## WHAT IS REQUIRED
Reproduce every entry exactly.

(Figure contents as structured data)

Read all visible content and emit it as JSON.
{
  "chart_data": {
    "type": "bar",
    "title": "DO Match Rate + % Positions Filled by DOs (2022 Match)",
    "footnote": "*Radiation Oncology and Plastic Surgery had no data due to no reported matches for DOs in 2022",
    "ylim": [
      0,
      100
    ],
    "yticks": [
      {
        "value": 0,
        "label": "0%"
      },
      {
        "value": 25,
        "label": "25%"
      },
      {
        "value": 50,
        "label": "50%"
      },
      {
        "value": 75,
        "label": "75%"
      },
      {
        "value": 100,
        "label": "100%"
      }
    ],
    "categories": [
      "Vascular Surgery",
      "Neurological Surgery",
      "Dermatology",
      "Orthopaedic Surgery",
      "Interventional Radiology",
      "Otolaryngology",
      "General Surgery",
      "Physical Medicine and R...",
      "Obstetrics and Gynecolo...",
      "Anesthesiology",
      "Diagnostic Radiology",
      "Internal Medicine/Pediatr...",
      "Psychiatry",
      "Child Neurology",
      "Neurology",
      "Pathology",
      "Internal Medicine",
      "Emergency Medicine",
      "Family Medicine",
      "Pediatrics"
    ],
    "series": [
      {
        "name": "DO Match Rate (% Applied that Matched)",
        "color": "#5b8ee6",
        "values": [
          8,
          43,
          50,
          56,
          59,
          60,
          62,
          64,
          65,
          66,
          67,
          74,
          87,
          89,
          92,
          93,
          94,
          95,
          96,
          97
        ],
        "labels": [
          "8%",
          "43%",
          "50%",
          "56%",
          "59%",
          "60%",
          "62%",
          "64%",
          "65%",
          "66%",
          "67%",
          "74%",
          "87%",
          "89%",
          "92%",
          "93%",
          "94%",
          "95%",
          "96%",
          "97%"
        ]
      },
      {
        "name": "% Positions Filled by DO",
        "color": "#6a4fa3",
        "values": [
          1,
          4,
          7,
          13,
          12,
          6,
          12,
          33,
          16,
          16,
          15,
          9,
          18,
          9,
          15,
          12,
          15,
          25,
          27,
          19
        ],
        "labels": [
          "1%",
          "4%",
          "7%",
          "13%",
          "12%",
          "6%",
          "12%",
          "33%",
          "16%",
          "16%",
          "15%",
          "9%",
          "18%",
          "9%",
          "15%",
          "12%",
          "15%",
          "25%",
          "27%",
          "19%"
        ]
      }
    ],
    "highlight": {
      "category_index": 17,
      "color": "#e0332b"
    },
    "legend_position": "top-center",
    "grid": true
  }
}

## RESULT FOR THIS EXERCISE
Read all visible content and emit it as JSON.
{
  "chart_data": {
    "type": "bar",
    "title": "DO Match Rate + % Positions Filled by DOs (2022 Match)",
    "footnote": "*Radiation Oncology and Plastic Surgery had no data due to no reported matches for DOs in 2022",
    "ylim": [
      0,
      100
    ],
    "yticks": [
      {
        "value": 0,
        "label": "0%"
      },
      {
        "value": 25,
        "label": "25%"
      },
      {
        "value": 50,
        "label": "50%"
      },
      {
        "value": 75,
        "label": "75%"
      },
      {
        "value": 100,
        "label": "100%"
      }
    ],
    "categories": [
      "Vascular Surgery",
      "Neurological Surgery",
      "Dermatology",
      "Orthopaedic Surgery",
      "Interventional Radiology",
      "Otolaryngology",
      "General Surgery",
      "Physical Medicine and R...",
      "Obstetrics and Gynecolo...",
      "Anesthesiology",
      "Diagnostic Radiology",
      "Internal Medicine/Pediatr...",
      "Psychiatry",
      "Child Neurology",
      "Neurology",
      "Pathology",
      "Internal Medicine",
      "Emergency Medicine",
      "Family Medicine",
      "Pediatrics"
    ],
    "series": [
      {
        "name": "DO Match Rate (% Applied that Matched)",
        "color": "#5b8ee6",
        "values": [
          8,
          43,
          50,
          56,
          59,
          60,
          62,
          64,
          65,
          66,
          67,
          74,
          87,
          89,
          92,
          93,
          94,
          95,
          96,
          97
        ],
        "labels": [
          "8%",
          "43%",
          "50%",
          "56%",
          "59%",
          "60%",
          "62%",
          "64%",
          "65%",
          "66%",
          "67%",
          "74%",
          "87%",
          "89%",
          "92%",
          "93%",
          "94%",
          "95%",
          "96%",
          "97%"
        ]
      },
      {
        "name": "% Positions Filled by DO",
        "color": "#6a4fa3",
        "values": [
          1,
          4,
          7,
          13,
          12,
          6,
          12,
          33,
          16,
          16,
          15,
          9,
          18,
          9,
          15,
          12,
          15,
          25,
          27,
          19
        ],
        "labels": [
          "1%",
          "4%",
          "7%",
          "13%",
          "12%",
          "6%",
          "12%",
          "33%",
          "16%",
          "16%",
          "15%",
          "9%",
          "18%",
          "9%",
          "15%",
          "12%",
          "15%",
          "25%",
          "27%",
          "19%"
        ]
      }
    ],
    "highlight": {
      "category_index": 17,
      "color": "#e0332b"
    },
    "legend_position": "top-center",
    "grid": true
  }
}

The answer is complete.